# START OF Given data

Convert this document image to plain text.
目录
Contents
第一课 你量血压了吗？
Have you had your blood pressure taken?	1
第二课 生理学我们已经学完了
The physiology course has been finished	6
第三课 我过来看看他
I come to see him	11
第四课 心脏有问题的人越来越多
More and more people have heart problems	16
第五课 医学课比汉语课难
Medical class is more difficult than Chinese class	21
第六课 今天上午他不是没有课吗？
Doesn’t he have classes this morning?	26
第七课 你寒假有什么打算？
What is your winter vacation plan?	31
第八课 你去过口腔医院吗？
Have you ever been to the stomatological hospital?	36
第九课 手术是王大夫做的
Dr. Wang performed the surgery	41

# END OF Given data
# START OF Given data

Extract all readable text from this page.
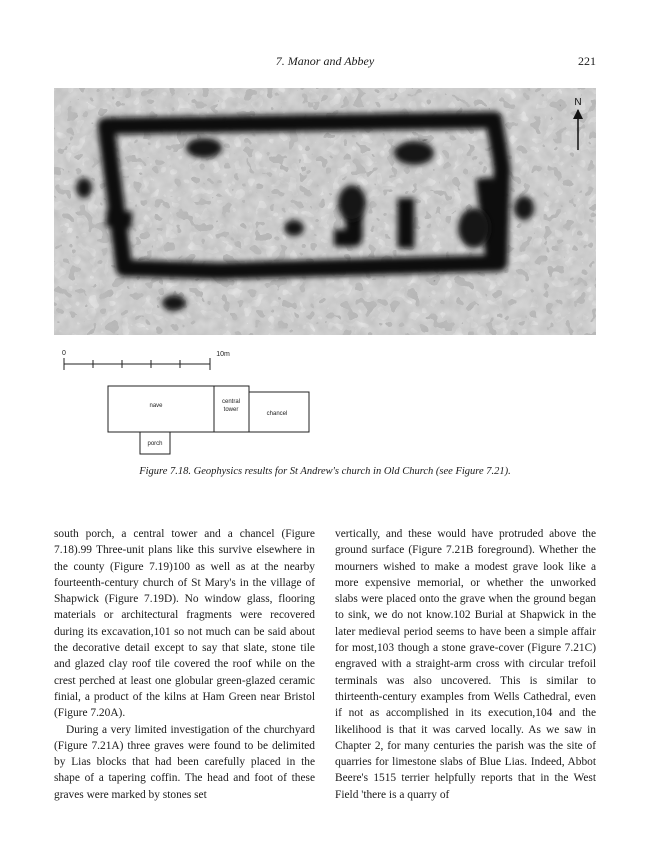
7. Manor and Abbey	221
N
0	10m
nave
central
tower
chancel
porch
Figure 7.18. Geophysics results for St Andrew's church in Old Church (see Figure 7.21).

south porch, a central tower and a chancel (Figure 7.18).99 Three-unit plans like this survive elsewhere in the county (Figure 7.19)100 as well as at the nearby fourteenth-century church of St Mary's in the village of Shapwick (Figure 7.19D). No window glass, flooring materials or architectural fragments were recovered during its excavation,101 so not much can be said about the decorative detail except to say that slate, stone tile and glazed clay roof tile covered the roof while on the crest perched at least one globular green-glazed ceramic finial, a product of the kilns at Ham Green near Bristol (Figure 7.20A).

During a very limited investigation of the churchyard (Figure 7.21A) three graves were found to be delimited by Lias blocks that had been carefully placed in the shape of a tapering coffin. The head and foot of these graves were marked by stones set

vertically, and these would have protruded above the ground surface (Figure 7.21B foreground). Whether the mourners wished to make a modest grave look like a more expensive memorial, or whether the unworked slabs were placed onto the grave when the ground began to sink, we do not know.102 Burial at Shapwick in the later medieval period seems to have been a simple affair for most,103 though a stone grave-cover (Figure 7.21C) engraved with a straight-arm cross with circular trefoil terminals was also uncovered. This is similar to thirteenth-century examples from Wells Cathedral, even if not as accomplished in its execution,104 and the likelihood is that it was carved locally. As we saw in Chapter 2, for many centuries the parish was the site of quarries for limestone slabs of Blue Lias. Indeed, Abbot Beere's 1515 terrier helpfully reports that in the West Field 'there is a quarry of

# END OF Given data

List every line above that holds the word "from".

Extract all readable text from this page.
vertically, and these would have protruded above the ground surface (Figure 7.21B foreground). Whether the mourners wished to make a modest grave look like a more expensive memorial, or whether the unworked slabs were placed onto the grave when the ground began to sink, we do not know.102 Burial at Shapwick in the later medieval period seems to have been a simple affair for most,103 though a stone grave-cover (Figure 7.21C) engraved with a straight-arm cross with circular trefoil terminals was also uncovered. This is similar to thirteenth-century examples from Wells Cathedral, even if not as accomplished in its execution,104 and the likelihood is that it was carved locally. As we saw in Chapter 2, for many centuries the parish was the site of quarries for limestone slabs of Blue Lias. Indeed, Abbot Beere's 1515 terrier helpfully reports that in the West Field 'there is a quarry of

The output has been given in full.